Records
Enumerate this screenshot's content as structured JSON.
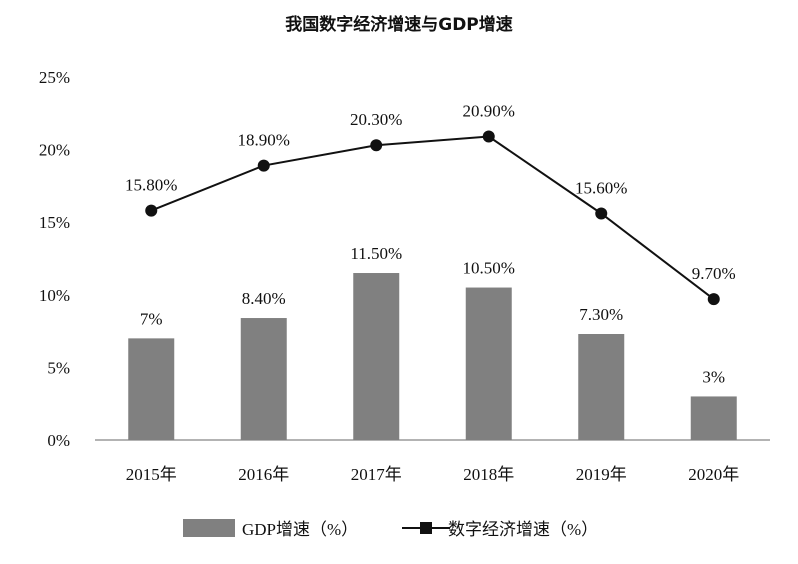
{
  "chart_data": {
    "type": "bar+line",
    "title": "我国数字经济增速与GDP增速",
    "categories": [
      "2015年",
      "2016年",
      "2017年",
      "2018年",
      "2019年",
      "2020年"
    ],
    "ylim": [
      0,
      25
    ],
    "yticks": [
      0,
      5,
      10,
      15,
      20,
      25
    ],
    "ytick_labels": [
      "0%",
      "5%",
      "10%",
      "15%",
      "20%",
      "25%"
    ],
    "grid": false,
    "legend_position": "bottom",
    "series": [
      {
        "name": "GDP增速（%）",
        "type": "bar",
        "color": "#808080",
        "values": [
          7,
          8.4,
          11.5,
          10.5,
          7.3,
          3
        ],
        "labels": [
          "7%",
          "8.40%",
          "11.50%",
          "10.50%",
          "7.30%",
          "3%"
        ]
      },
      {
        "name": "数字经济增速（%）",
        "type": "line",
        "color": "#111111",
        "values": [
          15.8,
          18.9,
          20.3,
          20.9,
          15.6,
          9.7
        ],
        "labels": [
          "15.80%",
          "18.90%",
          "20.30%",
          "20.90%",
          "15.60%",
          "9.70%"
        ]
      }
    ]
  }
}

==

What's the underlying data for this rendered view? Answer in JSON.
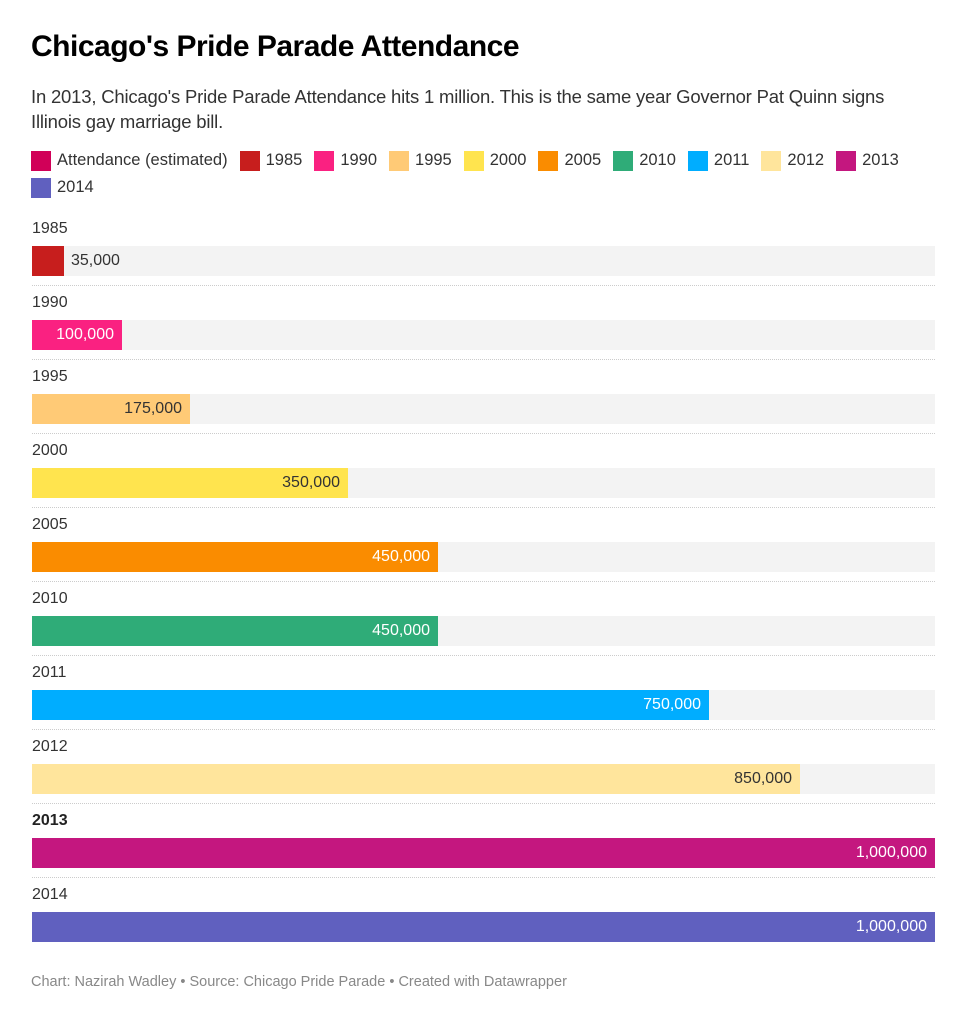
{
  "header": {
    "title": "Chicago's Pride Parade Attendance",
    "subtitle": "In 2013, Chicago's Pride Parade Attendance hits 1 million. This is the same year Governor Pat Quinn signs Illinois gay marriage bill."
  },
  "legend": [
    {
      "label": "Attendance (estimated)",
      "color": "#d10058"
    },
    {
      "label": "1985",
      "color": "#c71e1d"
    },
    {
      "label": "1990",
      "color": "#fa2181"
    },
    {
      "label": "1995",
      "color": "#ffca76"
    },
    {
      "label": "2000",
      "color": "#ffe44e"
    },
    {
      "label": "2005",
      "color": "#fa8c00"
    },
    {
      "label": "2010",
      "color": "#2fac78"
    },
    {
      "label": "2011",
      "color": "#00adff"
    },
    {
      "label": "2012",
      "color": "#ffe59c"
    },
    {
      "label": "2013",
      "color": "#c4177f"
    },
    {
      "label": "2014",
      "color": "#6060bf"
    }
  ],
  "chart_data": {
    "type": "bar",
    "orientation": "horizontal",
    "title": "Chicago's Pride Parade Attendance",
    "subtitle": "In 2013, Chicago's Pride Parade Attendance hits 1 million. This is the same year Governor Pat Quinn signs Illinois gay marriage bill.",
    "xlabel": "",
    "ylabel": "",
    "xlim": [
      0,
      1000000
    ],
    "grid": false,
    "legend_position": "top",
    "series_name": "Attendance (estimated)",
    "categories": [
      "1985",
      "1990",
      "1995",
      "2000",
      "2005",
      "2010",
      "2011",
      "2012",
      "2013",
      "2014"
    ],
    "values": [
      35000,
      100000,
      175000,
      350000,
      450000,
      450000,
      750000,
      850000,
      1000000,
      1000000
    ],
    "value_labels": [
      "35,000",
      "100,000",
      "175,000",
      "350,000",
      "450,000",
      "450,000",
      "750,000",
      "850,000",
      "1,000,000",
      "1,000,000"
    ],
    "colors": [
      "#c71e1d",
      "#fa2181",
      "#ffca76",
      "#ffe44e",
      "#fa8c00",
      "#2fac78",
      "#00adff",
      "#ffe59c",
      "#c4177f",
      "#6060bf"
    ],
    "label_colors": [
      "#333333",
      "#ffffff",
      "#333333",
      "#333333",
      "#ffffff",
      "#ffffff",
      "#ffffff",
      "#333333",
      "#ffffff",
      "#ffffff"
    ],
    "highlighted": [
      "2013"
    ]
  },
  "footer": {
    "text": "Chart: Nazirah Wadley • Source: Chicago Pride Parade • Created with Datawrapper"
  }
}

==

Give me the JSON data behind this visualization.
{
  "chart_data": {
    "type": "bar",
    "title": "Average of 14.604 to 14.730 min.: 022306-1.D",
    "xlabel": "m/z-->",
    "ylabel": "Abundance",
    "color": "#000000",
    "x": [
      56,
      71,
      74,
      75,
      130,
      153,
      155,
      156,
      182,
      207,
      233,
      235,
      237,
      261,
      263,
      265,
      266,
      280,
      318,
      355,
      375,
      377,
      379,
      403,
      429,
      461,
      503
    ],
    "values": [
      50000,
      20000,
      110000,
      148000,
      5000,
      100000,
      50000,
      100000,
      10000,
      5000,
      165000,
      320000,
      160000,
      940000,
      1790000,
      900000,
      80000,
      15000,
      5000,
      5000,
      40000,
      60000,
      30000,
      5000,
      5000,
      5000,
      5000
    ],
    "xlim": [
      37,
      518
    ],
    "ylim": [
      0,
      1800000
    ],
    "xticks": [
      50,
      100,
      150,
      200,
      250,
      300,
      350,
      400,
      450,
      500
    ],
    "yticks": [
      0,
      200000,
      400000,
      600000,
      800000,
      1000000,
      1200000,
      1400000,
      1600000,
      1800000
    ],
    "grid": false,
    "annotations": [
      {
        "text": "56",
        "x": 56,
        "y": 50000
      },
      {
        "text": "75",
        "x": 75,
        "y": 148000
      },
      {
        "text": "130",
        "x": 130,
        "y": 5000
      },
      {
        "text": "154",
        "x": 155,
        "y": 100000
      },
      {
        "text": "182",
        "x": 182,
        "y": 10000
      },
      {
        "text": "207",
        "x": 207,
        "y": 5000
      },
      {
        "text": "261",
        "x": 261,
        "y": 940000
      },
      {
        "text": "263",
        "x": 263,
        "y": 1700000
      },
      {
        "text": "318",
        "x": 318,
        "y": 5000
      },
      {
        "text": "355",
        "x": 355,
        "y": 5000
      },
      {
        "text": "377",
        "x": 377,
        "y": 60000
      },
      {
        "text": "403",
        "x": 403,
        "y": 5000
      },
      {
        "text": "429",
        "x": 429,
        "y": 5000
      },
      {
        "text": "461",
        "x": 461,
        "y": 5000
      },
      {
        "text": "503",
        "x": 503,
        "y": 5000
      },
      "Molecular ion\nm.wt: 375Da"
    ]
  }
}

**PROBLEM**
Pick out each line in the material containing "Attendance".

**CORRECT ANSWER**
    "title": "Chicago's Pride Parade Attendance",
    "subtitle": "In 2013, Chicago's Pride Parade Attendance hits 1 million. This is the same year Governor Pat Quinn signs Illinois gay marriage bill."
      "label": "Attendance (estimated)",
    "title": "Chicago's Pride Parade Attendance",
    "subtitle": "In 2013, Chicago's Pride Parade Attendance hits 1 million. This is the same year Governor Pat Quinn signs Illinois gay marriage bill.",
    "series_name": "Attendance (estimated)",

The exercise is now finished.